TASK OBJECTIVE: In full and without alteration, write out the data below.
-=-=-=-=-
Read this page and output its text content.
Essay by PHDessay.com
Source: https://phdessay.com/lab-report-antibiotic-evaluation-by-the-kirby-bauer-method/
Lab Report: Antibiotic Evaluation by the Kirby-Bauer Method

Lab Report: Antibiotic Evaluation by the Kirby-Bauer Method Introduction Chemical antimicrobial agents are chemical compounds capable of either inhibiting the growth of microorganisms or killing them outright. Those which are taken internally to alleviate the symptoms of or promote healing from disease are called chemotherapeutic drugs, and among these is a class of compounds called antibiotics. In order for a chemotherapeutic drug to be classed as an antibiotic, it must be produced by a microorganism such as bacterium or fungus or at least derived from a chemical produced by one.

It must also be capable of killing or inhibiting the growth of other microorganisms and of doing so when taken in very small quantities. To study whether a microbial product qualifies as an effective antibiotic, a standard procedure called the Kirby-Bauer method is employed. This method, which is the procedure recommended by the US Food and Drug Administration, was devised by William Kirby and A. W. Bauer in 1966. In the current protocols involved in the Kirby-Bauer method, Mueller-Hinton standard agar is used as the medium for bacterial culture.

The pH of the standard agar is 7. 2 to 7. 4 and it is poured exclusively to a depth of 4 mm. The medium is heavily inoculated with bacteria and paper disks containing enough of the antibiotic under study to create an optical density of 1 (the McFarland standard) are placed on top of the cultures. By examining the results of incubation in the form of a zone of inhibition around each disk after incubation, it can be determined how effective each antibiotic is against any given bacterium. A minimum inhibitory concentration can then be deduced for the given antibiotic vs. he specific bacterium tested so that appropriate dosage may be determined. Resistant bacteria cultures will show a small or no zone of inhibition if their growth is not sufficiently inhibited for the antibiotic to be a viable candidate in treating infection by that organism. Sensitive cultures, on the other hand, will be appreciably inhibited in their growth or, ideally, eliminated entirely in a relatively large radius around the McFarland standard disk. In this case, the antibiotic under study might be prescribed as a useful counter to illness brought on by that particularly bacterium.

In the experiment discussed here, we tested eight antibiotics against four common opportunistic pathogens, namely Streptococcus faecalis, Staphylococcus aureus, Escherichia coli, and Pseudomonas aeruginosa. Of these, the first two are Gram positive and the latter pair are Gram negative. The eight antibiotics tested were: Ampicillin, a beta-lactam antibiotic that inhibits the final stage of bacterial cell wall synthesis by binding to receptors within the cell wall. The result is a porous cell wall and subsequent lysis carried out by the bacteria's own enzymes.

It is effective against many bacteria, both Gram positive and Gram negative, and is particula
-=-=-=-=-
RESULT OF THIS EXERCISE:
Read this page and output its text content.
Essay by PHDessay.com
Source: https://phdessay.com/lab-report-antibiotic-evaluation-by-the-kirby-bauer-method/
Lab Report: Antibiotic Evaluation by the Kirby-Bauer Method

Lab Report: Antibiotic Evaluation by the Kirby-Bauer Method Introduction Chemical antimicrobial agents are chemical compounds capable of either inhibiting the growth of microorganisms or killing them outright. Those which are taken internally to alleviate the symptoms of or promote healing from disease are called chemotherapeutic drugs, and among these is a class of compounds called antibiotics. In order for a chemotherapeutic drug to be classed as an antibiotic, it must be produced by a microorganism such as bacterium or fungus or at least derived from a chemical produced by one.

It must also be capable of killing or inhibiting the growth of other microorganisms and of doing so when taken in very small quantities. To study whether a microbial product qualifies as an effective antibiotic, a standard procedure called the Kirby-Bauer method is employed. This method, which is the procedure recommended by the US Food and Drug Administration, was devised by William Kirby and A. W. Bauer in 1966. In the current protocols involved in the Kirby-Bauer method, Mueller-Hinton standard agar is used as the medium for bacterial culture.

The pH of the standard agar is 7. 2 to 7. 4 and it is poured exclusively to a depth of 4 mm. The medium is heavily inoculated with bacteria and paper disks containing enough of the antibiotic under study to create an optical density of 1 (the McFarland standard) are placed on top of the cultures. By examining the results of incubation in the form of a zone of inhibition around each disk after incubation, it can be determined how effective each antibiotic is against any given bacterium. A minimum inhibitory concentration can then be deduced for the given antibiotic vs. he specific bacterium tested so that appropriate dosage may be determined. Resistant bacteria cultures will show a small or no zone of inhibition if their growth is not sufficiently inhibited for the antibiotic to be a viable candidate in treating infection by that organism. Sensitive cultures, on the other hand, will be appreciably inhibited in their growth or, ideally, eliminated entirely in a relatively large radius around the McFarland standard disk. In this case, the antibiotic under study might be prescribed as a useful counter to illness brought on by that particularly bacterium.

In the experiment discussed here, we tested eight antibiotics against four common opportunistic pathogens, namely Streptococcus faecalis, Staphylococcus aureus, Escherichia coli, and Pseudomonas aeruginosa. Of these, the first two are Gram positive and the latter pair are Gram negative. The eight antibiotics tested were: Ampicillin, a beta-lactam antibiotic that inhibits the final stage of bacterial cell wall synthesis by binding to receptors within the cell wall. The result is a porous cell wall and subsequent lysis carried out by the bacteria's own enzymes.

It is effective against many bacteria, both Gram positive and Gram negative, and is particula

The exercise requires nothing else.